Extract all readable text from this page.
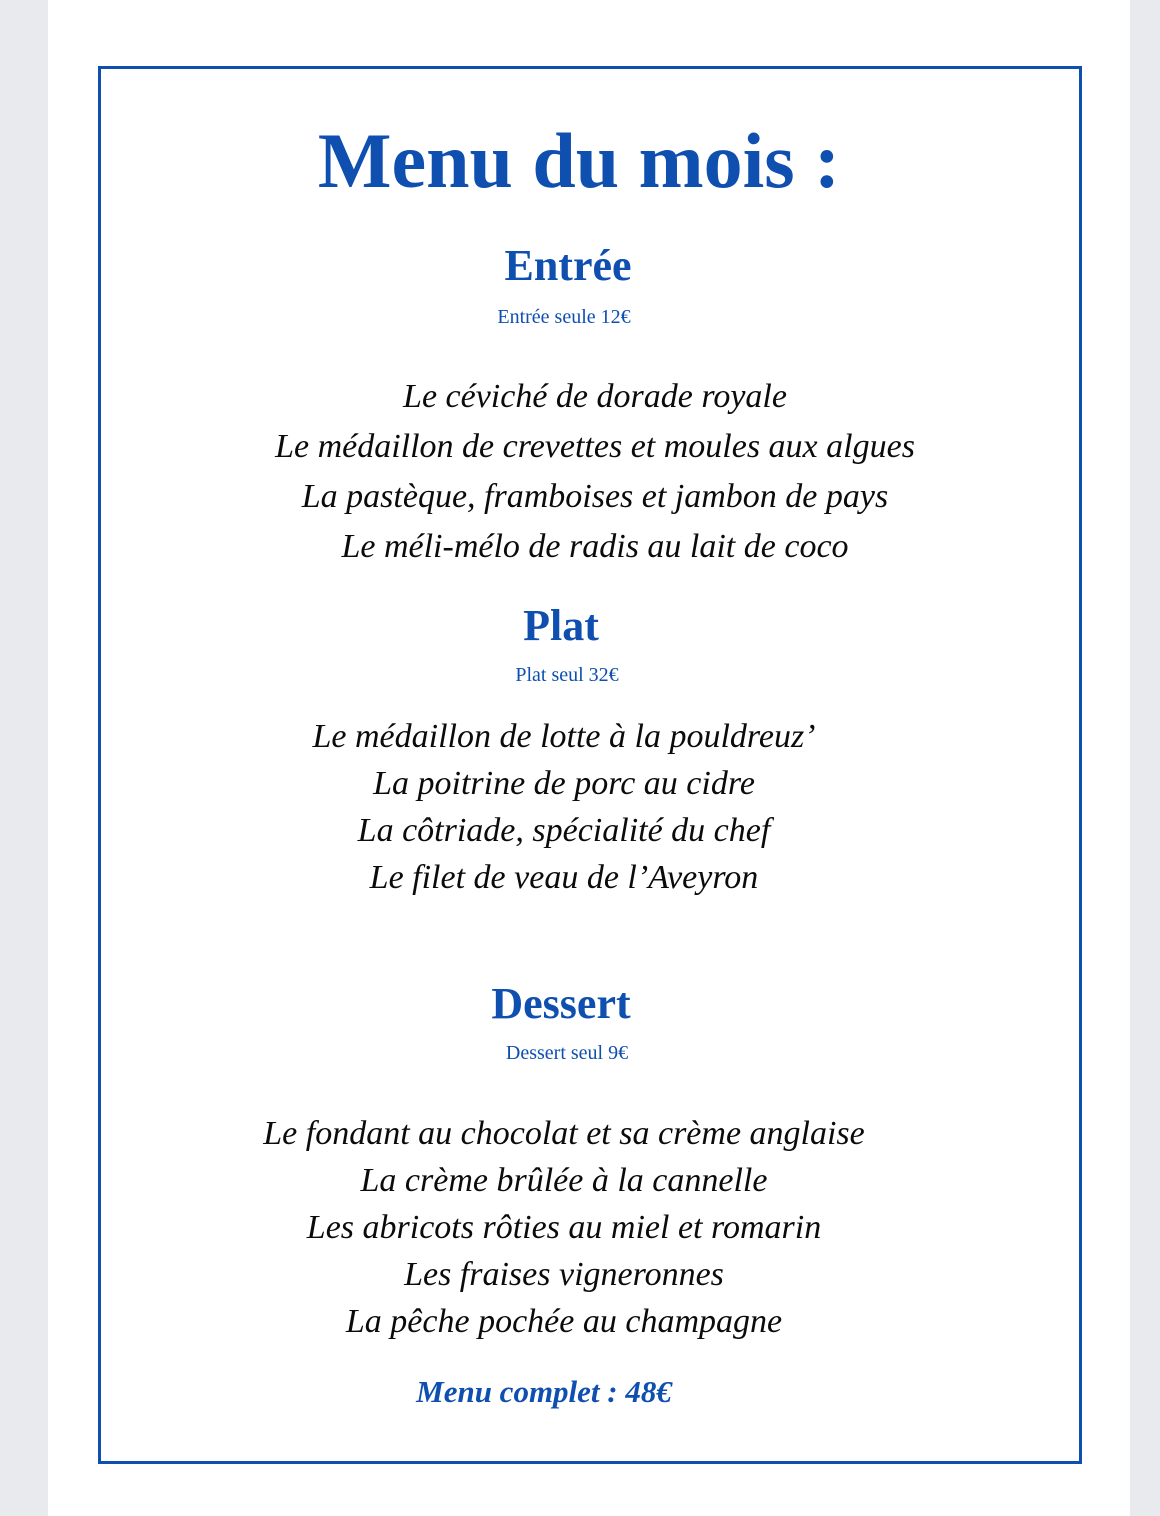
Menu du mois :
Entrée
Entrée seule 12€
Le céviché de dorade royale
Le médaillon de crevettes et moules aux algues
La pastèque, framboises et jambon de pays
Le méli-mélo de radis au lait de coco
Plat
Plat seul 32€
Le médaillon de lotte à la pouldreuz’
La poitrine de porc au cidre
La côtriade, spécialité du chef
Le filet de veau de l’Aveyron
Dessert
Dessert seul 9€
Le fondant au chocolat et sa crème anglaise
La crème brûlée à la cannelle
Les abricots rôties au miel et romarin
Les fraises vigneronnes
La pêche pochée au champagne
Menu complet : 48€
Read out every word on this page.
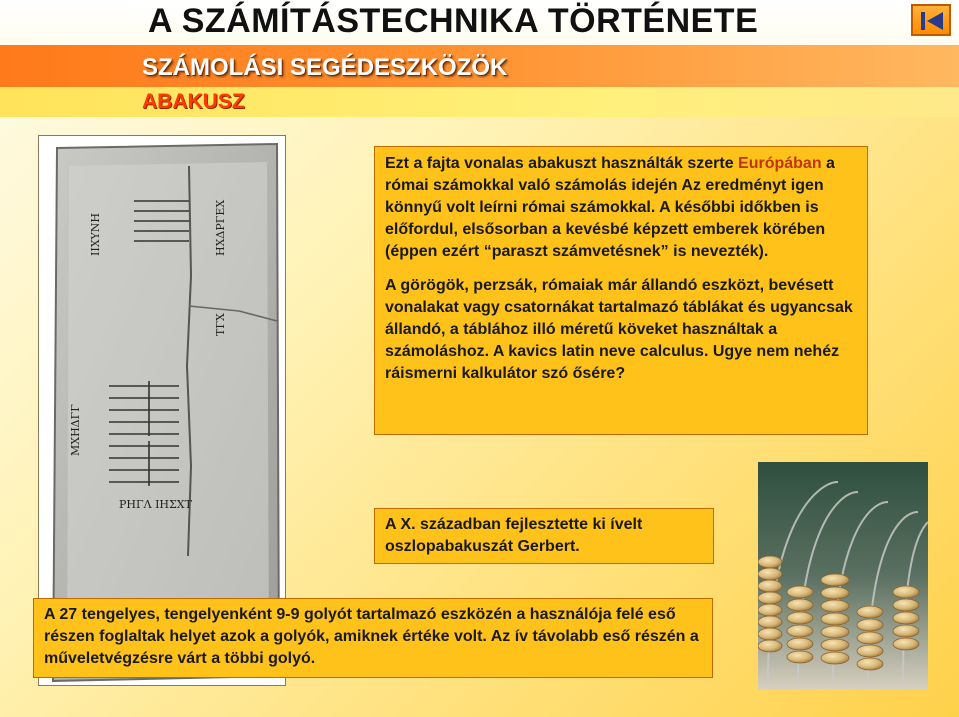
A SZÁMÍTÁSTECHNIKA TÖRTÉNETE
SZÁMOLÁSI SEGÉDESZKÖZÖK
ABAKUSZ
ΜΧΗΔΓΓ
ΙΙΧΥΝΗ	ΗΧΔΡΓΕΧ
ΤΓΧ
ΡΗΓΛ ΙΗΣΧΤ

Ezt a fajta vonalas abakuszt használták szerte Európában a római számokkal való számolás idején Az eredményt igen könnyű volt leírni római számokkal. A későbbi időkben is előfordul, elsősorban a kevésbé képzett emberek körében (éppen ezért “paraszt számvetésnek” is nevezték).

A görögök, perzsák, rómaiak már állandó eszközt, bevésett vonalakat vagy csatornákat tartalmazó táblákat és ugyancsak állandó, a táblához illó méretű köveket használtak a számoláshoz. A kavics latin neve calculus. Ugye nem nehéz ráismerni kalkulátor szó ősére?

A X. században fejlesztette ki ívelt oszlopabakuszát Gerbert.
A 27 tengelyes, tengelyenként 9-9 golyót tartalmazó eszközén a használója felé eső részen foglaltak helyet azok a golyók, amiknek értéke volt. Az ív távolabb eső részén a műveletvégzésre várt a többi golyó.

## PROBLEM TO WORK ON
Repeat the listing above exactly, with no pictures.

## EXERCISE RESULT
Extract all readable text from this page.
Menu du mois :
Entrée
Entrée seule 12€
Le céviché de dorade royale
Le médaillon de crevettes et moules aux algues
La pastèque, framboises et jambon de pays
Le méli-mélo de radis au lait de coco
Plat
Plat seul 32€
Le médaillon de lotte à la pouldreuz’
La poitrine de porc au cidre
La côtriade, spécialité du chef
Le filet de veau de l’Aveyron
Dessert
Dessert seul 9€
Le fondant au chocolat et sa crème anglaise
La crème brûlée à la cannelle
Les abricots rôties au miel et romarin
Les fraises vigneronnes
La pêche pochée au champagne
Menu complet : 48€
Read out every word on this page.
A SZÁMÍTÁSTECHNIKA TÖRTÉNETE
SZÁMOLÁSI SEGÉDESZKÖZÖK
ABAKUSZ
ΜΧΗΔΓΓ
ΙΙΧΥΝΗ	ΗΧΔΡΓΕΧ
ΤΓΧ
ΡΗΓΛ ΙΗΣΧΤ

Ezt a fajta vonalas abakuszt használták szerte Európában a római számokkal való számolás idején Az eredményt igen könnyű volt leírni római számokkal. A későbbi időkben is előfordul, elsősorban a kevésbé képzett emberek körében (éppen ezért “paraszt számvetésnek” is nevezték).

A görögök, perzsák, rómaiak már állandó eszközt, bevésett vonalakat vagy csatornákat tartalmazó táblákat és ugyancsak állandó, a táblához illó méretű köveket használtak a számoláshoz. A kavics latin neve calculus. Ugye nem nehéz ráismerni kalkulátor szó ősére?

A X. században fejlesztette ki ívelt oszlopabakuszát Gerbert.
A 27 tengelyes, tengelyenként 9-9 golyót tartalmazó eszközén a használója felé eső részen foglaltak helyet azok a golyók, amiknek értéke volt. Az ív távolabb eső részén a műveletvégzésre várt a többi golyó.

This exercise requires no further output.